• The task
Wherever the string "text" appears in a line, extract that line.

>> Begin

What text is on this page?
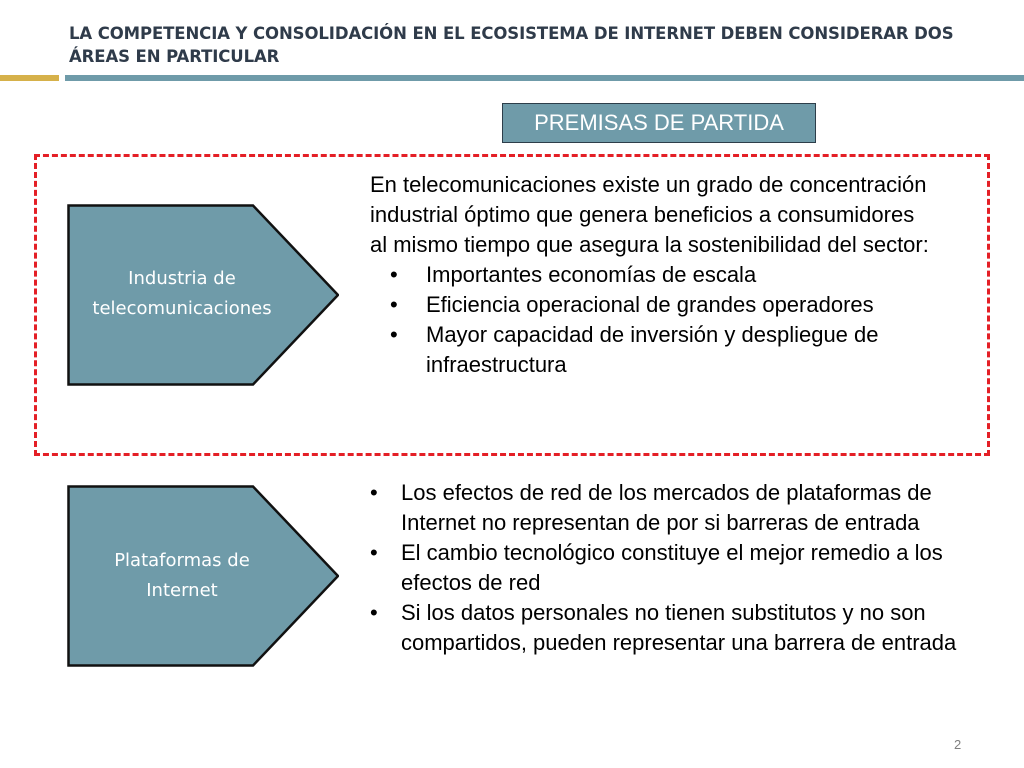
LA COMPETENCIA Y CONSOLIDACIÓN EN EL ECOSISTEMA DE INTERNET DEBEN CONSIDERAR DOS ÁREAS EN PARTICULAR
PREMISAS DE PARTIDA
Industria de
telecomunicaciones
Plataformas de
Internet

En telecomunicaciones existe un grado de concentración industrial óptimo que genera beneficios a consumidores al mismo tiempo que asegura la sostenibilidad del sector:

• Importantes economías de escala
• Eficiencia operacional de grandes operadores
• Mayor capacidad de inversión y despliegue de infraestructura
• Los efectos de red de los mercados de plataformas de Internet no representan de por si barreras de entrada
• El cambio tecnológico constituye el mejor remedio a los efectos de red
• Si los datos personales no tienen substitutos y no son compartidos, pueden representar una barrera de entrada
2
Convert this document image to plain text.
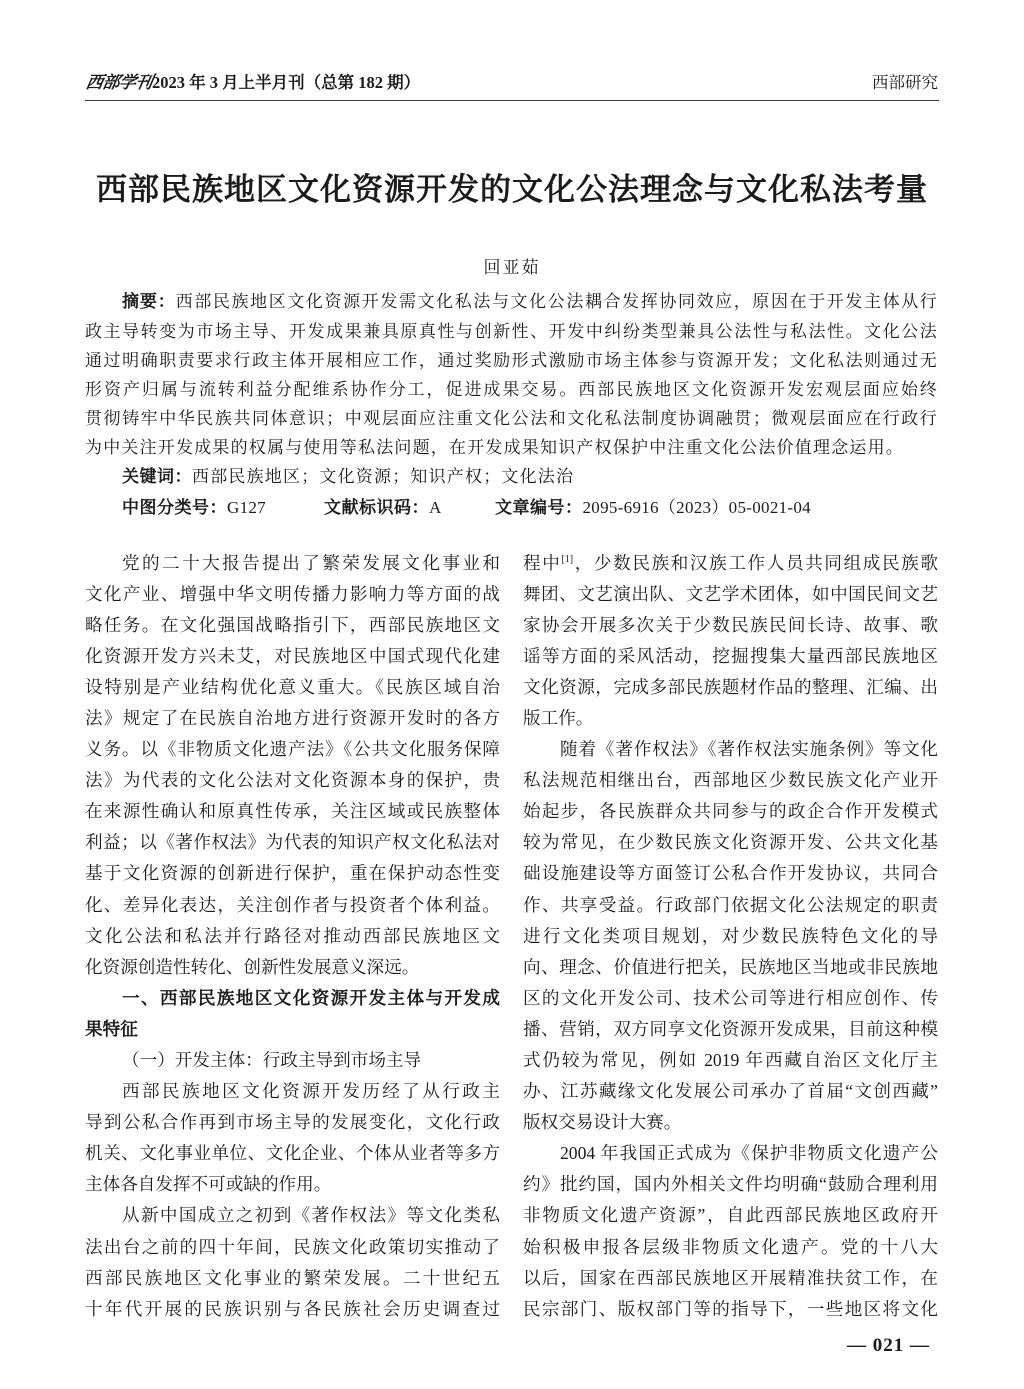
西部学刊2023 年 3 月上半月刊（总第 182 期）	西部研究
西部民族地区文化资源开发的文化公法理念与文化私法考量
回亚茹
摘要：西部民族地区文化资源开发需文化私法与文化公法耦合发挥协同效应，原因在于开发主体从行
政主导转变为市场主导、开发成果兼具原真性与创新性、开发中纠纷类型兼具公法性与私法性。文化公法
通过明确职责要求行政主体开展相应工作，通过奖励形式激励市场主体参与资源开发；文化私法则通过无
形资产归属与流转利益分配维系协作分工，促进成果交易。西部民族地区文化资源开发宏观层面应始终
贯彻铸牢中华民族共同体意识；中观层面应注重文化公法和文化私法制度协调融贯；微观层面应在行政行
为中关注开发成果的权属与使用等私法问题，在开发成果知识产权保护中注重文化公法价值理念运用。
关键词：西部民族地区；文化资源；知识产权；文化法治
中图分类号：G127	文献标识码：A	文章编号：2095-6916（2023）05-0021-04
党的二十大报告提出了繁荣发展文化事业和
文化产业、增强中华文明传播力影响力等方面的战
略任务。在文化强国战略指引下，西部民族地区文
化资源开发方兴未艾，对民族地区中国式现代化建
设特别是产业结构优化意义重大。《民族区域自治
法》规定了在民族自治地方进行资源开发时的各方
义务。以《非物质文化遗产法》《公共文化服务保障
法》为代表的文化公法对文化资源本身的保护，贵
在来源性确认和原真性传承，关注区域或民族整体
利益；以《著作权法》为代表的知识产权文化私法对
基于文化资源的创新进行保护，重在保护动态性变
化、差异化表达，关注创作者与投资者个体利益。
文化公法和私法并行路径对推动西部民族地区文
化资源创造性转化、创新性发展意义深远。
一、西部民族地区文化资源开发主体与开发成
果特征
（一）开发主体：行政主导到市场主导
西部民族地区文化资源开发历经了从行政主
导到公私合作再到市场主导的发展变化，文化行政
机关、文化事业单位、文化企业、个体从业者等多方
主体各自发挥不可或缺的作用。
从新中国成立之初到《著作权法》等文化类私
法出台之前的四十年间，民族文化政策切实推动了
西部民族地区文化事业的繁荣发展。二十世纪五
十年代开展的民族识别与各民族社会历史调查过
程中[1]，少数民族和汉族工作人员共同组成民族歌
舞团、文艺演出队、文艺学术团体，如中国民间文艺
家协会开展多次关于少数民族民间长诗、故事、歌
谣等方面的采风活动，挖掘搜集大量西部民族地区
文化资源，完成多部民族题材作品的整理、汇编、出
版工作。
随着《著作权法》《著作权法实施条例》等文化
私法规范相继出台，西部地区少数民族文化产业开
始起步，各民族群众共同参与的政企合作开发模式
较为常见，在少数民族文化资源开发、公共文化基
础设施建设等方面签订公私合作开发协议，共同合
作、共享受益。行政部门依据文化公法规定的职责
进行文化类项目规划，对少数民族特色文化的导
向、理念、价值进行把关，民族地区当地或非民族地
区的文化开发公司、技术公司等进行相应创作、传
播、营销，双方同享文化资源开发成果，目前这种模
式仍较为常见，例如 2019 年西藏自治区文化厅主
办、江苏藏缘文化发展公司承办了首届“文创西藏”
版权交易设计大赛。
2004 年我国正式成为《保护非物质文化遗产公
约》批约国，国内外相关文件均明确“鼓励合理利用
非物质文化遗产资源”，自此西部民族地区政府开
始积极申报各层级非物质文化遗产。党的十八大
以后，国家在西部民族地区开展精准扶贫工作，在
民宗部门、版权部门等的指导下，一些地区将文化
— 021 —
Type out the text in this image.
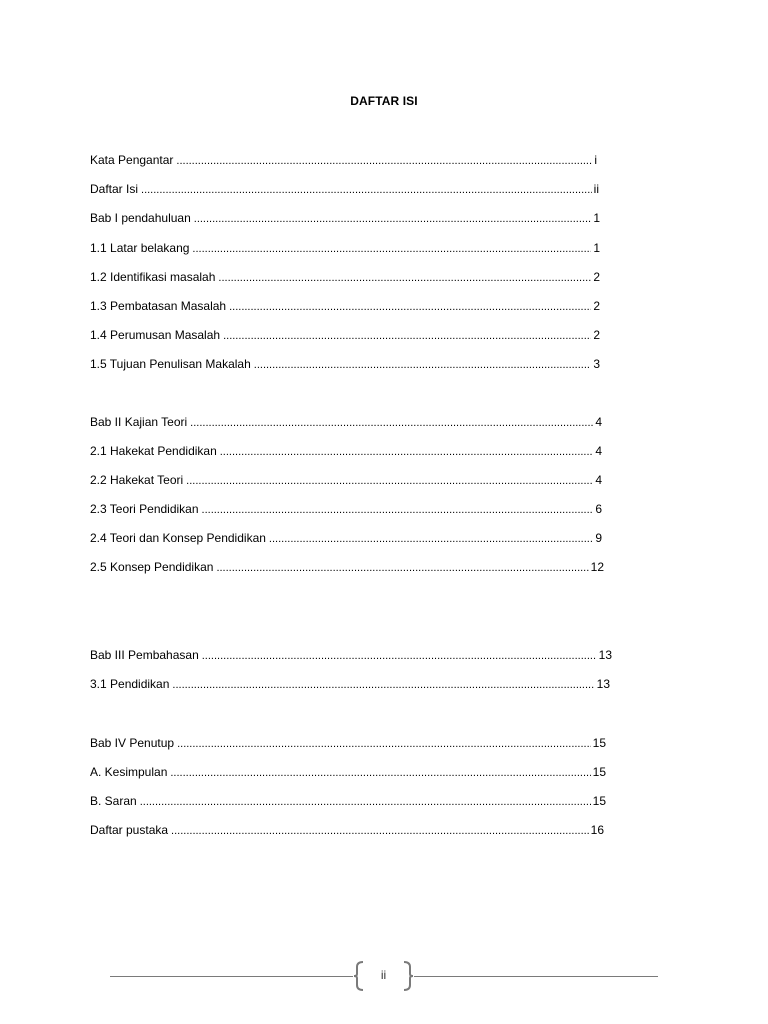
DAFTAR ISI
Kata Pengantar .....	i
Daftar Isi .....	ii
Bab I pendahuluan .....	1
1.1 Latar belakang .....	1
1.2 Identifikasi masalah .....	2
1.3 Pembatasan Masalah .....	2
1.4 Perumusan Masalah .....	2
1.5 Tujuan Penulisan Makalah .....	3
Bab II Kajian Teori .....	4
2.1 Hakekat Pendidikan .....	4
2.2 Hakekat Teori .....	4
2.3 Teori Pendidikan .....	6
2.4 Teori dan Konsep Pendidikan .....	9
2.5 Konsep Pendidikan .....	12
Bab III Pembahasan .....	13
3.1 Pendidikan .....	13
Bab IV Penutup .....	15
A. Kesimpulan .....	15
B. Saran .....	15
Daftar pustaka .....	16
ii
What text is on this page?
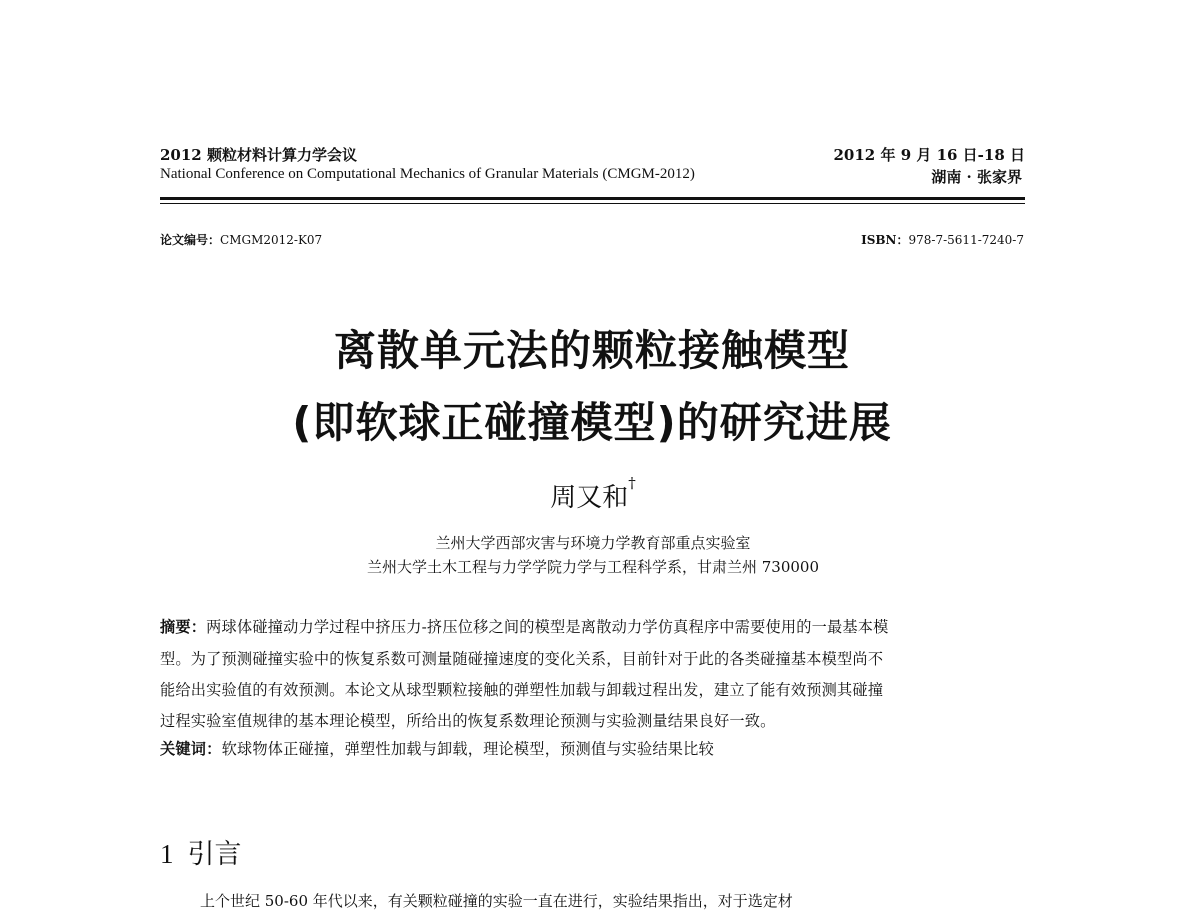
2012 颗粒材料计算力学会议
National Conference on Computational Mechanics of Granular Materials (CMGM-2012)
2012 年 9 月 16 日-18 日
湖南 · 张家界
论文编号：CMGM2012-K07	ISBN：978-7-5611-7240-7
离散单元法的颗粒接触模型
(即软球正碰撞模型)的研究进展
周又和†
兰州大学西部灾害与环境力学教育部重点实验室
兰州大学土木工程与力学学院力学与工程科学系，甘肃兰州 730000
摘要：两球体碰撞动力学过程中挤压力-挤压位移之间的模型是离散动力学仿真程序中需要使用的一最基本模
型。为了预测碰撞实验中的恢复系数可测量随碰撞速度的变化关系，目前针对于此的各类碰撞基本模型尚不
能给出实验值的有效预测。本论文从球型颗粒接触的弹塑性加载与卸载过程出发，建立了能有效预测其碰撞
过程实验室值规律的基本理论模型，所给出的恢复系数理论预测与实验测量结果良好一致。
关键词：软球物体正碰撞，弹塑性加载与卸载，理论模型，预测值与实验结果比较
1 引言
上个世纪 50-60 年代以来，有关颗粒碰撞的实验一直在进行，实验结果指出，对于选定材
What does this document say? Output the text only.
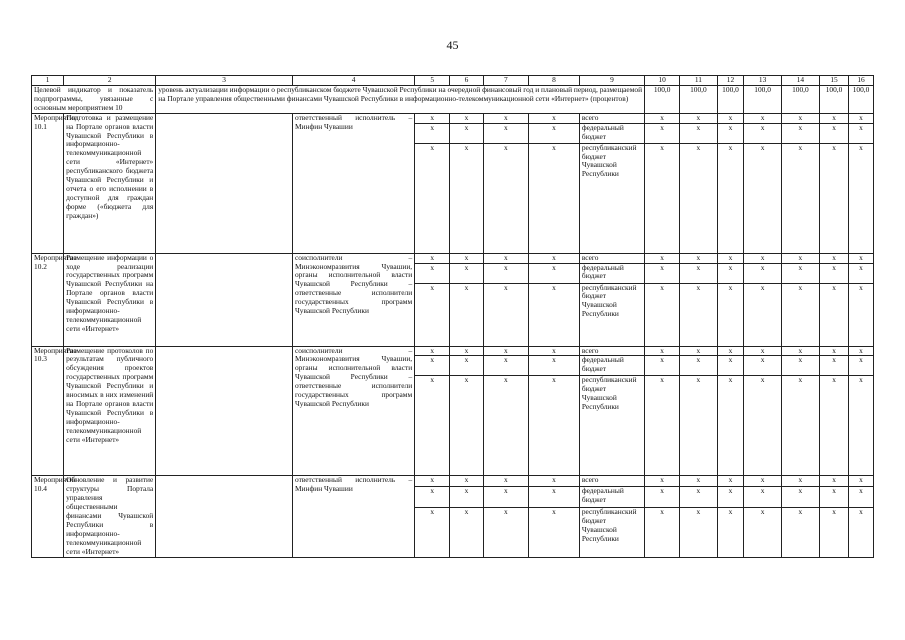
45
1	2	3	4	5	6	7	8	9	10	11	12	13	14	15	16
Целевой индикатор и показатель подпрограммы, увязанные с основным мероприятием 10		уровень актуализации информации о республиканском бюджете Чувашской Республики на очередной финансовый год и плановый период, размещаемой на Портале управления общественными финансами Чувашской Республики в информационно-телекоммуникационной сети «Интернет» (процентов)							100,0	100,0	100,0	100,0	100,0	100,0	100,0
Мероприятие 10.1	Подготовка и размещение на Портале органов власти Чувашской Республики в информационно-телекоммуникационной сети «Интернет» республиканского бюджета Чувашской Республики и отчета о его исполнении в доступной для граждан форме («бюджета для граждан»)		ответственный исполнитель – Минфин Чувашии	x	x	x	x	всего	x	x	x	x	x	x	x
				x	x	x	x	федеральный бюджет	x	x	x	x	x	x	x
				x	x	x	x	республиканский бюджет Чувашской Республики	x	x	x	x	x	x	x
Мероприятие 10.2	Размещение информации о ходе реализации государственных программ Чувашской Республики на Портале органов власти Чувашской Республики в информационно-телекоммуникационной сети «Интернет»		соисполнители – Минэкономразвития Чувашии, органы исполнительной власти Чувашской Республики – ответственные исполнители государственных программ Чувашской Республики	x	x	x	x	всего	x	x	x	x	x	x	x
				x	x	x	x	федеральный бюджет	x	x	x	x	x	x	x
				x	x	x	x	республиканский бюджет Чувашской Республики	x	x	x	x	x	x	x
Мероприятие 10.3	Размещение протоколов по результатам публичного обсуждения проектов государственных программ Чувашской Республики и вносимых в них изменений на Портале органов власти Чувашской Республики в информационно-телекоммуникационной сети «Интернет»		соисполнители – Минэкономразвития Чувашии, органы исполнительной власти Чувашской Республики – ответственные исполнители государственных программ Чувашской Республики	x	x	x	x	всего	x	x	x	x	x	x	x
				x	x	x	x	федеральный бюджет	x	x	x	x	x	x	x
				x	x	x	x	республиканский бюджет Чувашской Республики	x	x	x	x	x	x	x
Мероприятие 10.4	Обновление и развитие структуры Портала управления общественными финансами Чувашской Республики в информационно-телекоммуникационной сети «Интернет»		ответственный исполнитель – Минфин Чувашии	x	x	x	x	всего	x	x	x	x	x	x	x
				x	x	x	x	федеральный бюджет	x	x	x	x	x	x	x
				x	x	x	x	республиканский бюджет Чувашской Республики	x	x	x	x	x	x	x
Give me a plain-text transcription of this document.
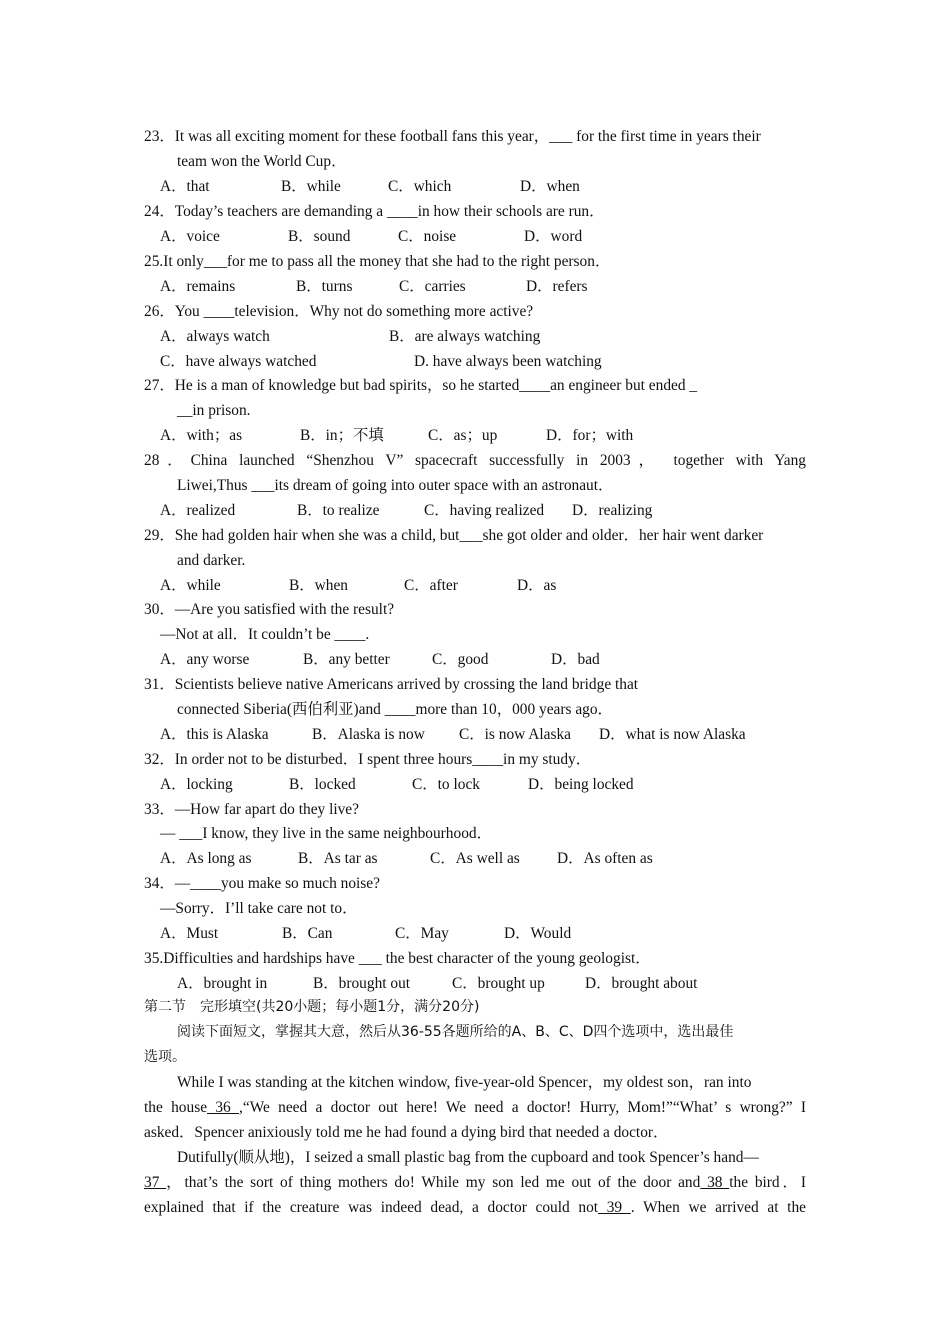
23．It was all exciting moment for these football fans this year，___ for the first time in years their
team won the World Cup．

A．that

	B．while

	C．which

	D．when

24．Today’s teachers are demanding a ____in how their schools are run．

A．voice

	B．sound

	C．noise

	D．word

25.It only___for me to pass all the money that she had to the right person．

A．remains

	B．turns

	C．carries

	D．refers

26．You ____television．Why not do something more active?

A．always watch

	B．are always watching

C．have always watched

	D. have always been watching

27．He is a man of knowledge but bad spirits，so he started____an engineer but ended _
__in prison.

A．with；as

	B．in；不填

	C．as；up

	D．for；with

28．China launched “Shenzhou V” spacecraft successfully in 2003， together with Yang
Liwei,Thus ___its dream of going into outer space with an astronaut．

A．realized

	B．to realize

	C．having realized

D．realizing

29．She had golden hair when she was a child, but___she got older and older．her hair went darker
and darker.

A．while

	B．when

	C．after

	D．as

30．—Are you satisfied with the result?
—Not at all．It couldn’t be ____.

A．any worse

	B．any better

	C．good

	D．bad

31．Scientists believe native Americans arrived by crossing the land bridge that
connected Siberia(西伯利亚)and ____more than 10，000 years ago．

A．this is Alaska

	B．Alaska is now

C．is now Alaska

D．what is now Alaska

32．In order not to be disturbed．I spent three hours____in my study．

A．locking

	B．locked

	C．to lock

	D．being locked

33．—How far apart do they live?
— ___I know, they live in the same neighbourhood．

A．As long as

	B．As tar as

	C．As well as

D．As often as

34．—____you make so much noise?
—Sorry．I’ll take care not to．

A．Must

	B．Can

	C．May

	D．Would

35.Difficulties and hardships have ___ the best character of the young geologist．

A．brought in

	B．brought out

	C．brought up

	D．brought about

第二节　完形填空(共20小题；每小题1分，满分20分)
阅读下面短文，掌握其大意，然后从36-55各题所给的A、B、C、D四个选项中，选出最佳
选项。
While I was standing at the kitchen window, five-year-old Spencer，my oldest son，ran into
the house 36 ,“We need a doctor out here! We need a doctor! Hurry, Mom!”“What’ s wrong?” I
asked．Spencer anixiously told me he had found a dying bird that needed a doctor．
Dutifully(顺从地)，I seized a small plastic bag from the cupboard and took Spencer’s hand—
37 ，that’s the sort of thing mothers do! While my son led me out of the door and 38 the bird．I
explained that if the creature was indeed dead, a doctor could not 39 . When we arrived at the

>> End

• Output
What text is on this page?
Convert this document image to plain text.
Type out the text in this image.
What text is on this page?
What does this document say? Output the text only.
Give me a plain-text transcription of this document.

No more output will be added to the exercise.